▸ **SHORT EXERCISE**:
Omit every picture, then give all the entries again exactly.

(Entries taken from a collection)
········
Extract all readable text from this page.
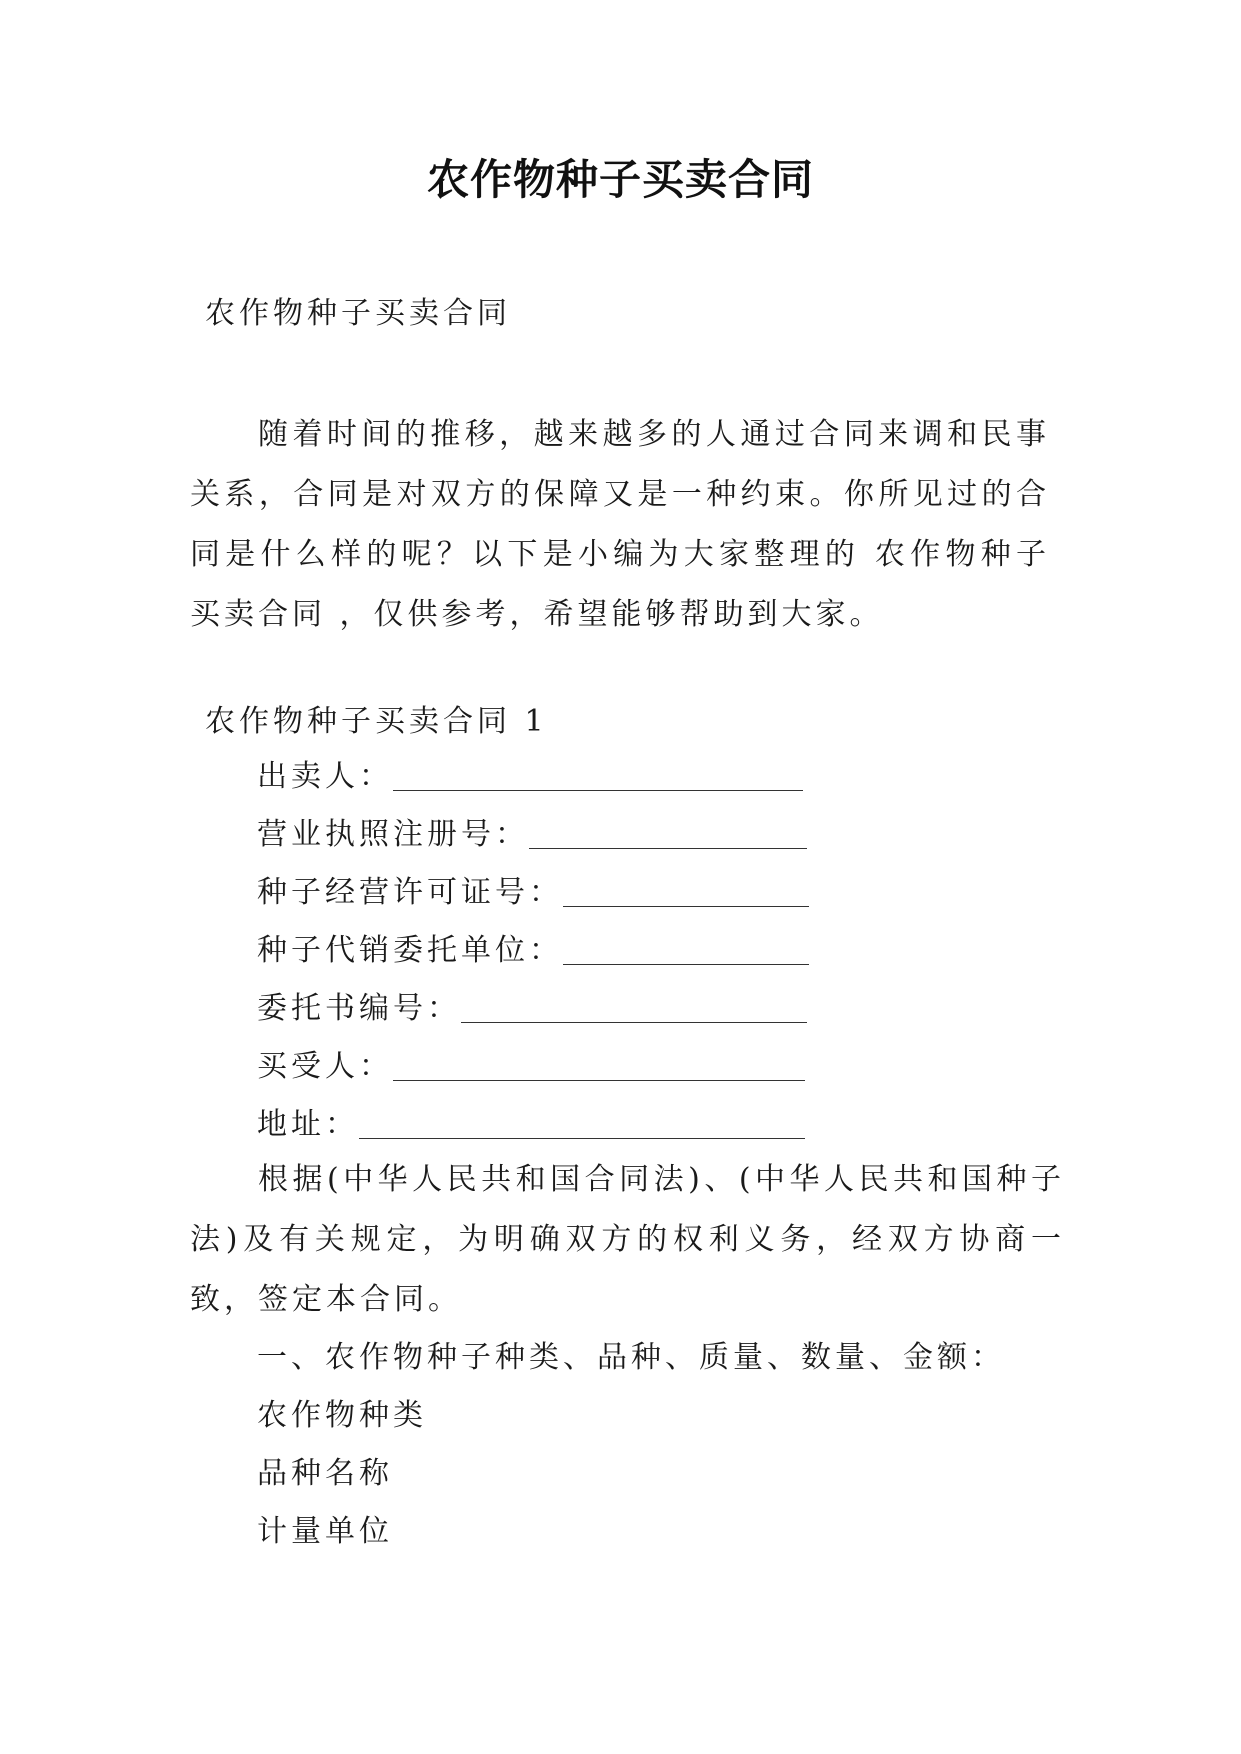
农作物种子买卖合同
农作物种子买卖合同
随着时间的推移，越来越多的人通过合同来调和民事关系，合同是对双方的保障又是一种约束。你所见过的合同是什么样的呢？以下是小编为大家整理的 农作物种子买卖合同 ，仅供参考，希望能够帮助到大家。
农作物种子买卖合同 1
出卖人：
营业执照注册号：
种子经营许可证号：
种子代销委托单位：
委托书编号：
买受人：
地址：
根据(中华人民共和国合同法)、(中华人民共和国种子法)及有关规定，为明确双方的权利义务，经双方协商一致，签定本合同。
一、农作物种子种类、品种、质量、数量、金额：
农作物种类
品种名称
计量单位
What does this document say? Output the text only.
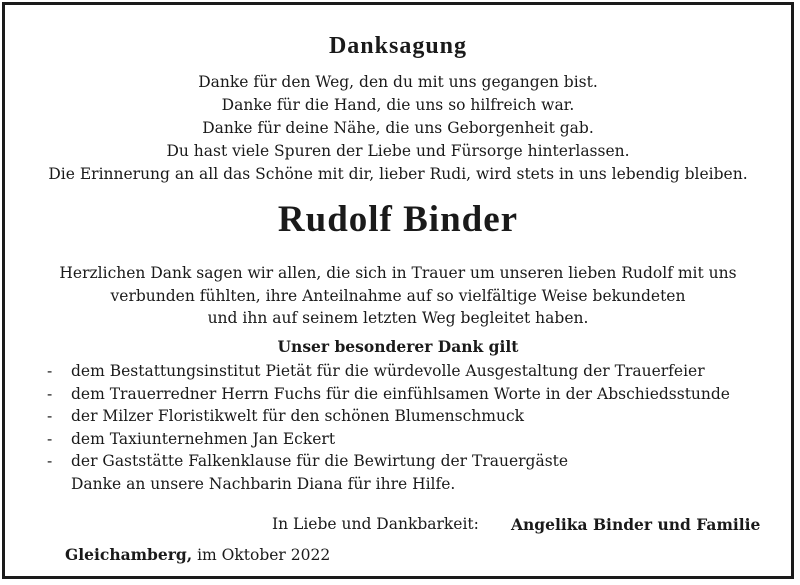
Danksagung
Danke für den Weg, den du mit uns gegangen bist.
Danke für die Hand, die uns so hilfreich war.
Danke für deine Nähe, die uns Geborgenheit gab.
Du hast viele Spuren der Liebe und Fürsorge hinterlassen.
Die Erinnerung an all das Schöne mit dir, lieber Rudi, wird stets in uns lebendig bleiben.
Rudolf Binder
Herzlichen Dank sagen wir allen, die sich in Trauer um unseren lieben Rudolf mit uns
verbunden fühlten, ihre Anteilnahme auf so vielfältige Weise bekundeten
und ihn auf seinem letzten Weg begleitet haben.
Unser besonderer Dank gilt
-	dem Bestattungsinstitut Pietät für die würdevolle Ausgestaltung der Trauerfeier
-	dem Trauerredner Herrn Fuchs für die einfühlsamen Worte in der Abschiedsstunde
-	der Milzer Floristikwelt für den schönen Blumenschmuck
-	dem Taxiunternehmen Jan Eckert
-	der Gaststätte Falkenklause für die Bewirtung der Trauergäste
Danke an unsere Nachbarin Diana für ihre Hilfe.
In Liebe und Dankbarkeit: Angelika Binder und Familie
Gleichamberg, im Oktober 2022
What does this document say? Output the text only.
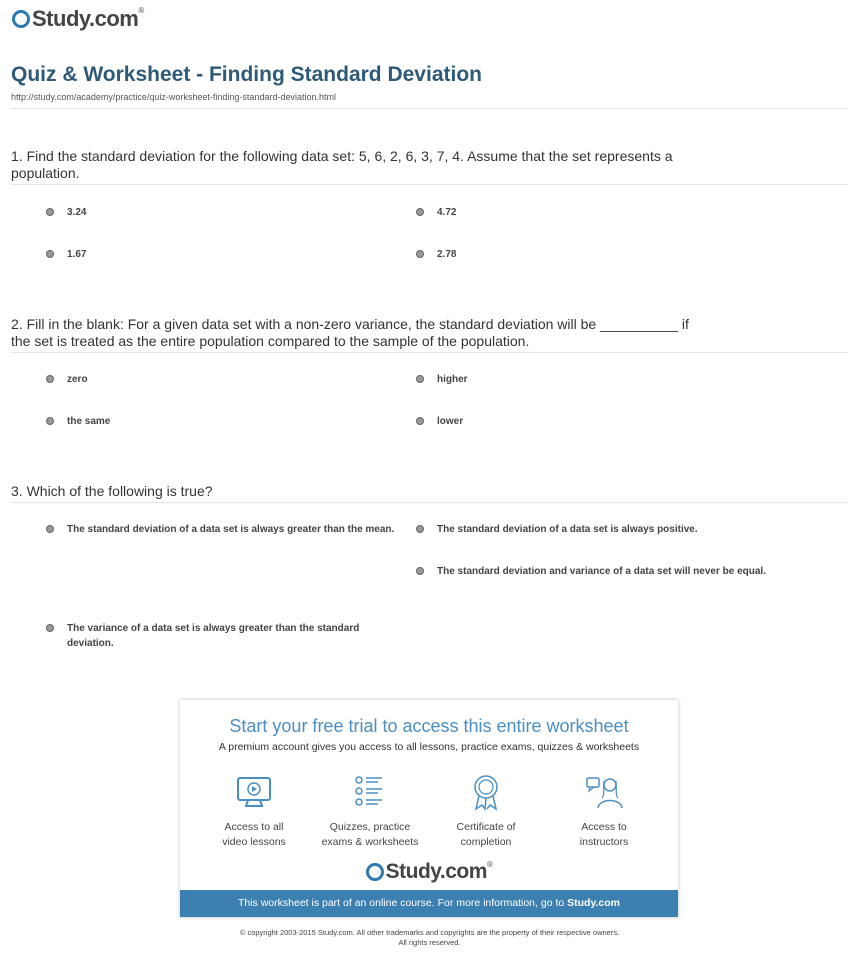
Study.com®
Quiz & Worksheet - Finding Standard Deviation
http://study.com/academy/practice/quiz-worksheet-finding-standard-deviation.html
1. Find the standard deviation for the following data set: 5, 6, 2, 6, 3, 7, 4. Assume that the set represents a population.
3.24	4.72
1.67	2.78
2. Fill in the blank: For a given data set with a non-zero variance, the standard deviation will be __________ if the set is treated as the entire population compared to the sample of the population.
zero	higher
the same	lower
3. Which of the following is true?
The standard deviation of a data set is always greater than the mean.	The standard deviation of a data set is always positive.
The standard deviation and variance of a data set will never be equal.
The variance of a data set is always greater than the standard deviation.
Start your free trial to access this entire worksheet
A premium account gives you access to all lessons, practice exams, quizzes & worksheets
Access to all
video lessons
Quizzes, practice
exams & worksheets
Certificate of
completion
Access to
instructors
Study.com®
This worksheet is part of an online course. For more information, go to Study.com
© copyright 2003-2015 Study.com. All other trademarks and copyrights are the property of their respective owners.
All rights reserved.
········
▸ **IN RESPONSE**:
Extract all readable text from this page.
农作物种子买卖合同
农作物种子买卖合同
随着时间的推移，越来越多的人通过合同来调和民事关系，合同是对双方的保障又是一种约束。你所见过的合同是什么样的呢？以下是小编为大家整理的 农作物种子买卖合同 ，仅供参考，希望能够帮助到大家。
农作物种子买卖合同 1
出卖人：
营业执照注册号：
种子经营许可证号：
种子代销委托单位：
委托书编号：
买受人：
地址：
根据(中华人民共和国合同法)、(中华人民共和国种子法)及有关规定，为明确双方的权利义务，经双方协商一致，签定本合同。
一、农作物种子种类、品种、质量、数量、金额：
农作物种类
品种名称
计量单位
What does this document say? Output the text only.
Danksagung
Danke für den Weg, den du mit uns gegangen bist.
Danke für die Hand, die uns so hilfreich war.
Danke für deine Nähe, die uns Geborgenheit gab.
Du hast viele Spuren der Liebe und Fürsorge hinterlassen.
Die Erinnerung an all das Schöne mit dir, lieber Rudi, wird stets in uns lebendig bleiben.
Rudolf Binder
Herzlichen Dank sagen wir allen, die sich in Trauer um unseren lieben Rudolf mit uns
verbunden fühlten, ihre Anteilnahme auf so vielfältige Weise bekundeten
und ihn auf seinem letzten Weg begleitet haben.
Unser besonderer Dank gilt
-	dem Bestattungsinstitut Pietät für die würdevolle Ausgestaltung der Trauerfeier
-	dem Trauerredner Herrn Fuchs für die einfühlsamen Worte in der Abschiedsstunde
-	der Milzer Floristikwelt für den schönen Blumenschmuck
-	dem Taxiunternehmen Jan Eckert
-	der Gaststätte Falkenklause für die Bewirtung der Trauergäste
Danke an unsere Nachbarin Diana für ihre Hilfe.
In Liebe und Dankbarkeit: Angelika Binder und Familie
Gleichamberg, im Oktober 2022
What does this document say? Output the text only.
Study.com®
Quiz & Worksheet - Finding Standard Deviation
http://study.com/academy/practice/quiz-worksheet-finding-standard-deviation.html
1. Find the standard deviation for the following data set: 5, 6, 2, 6, 3, 7, 4. Assume that the set represents a population.
3.24	4.72
1.67	2.78
2. Fill in the blank: For a given data set with a non-zero variance, the standard deviation will be __________ if the set is treated as the entire population compared to the sample of the population.
zero	higher
the same	lower
3. Which of the following is true?
The standard deviation of a data set is always greater than the mean.	The standard deviation of a data set is always positive.
The standard deviation and variance of a data set will never be equal.
The variance of a data set is always greater than the standard deviation.
Start your free trial to access this entire worksheet
A premium account gives you access to all lessons, practice exams, quizzes & worksheets
Access to all
video lessons
Quizzes, practice
exams & worksheets
Certificate of
completion
Access to
instructors
Study.com®
This worksheet is part of an online course. For more information, go to Study.com
© copyright 2003-2015 Study.com. All other trademarks and copyrights are the property of their respective owners.
All rights reserved.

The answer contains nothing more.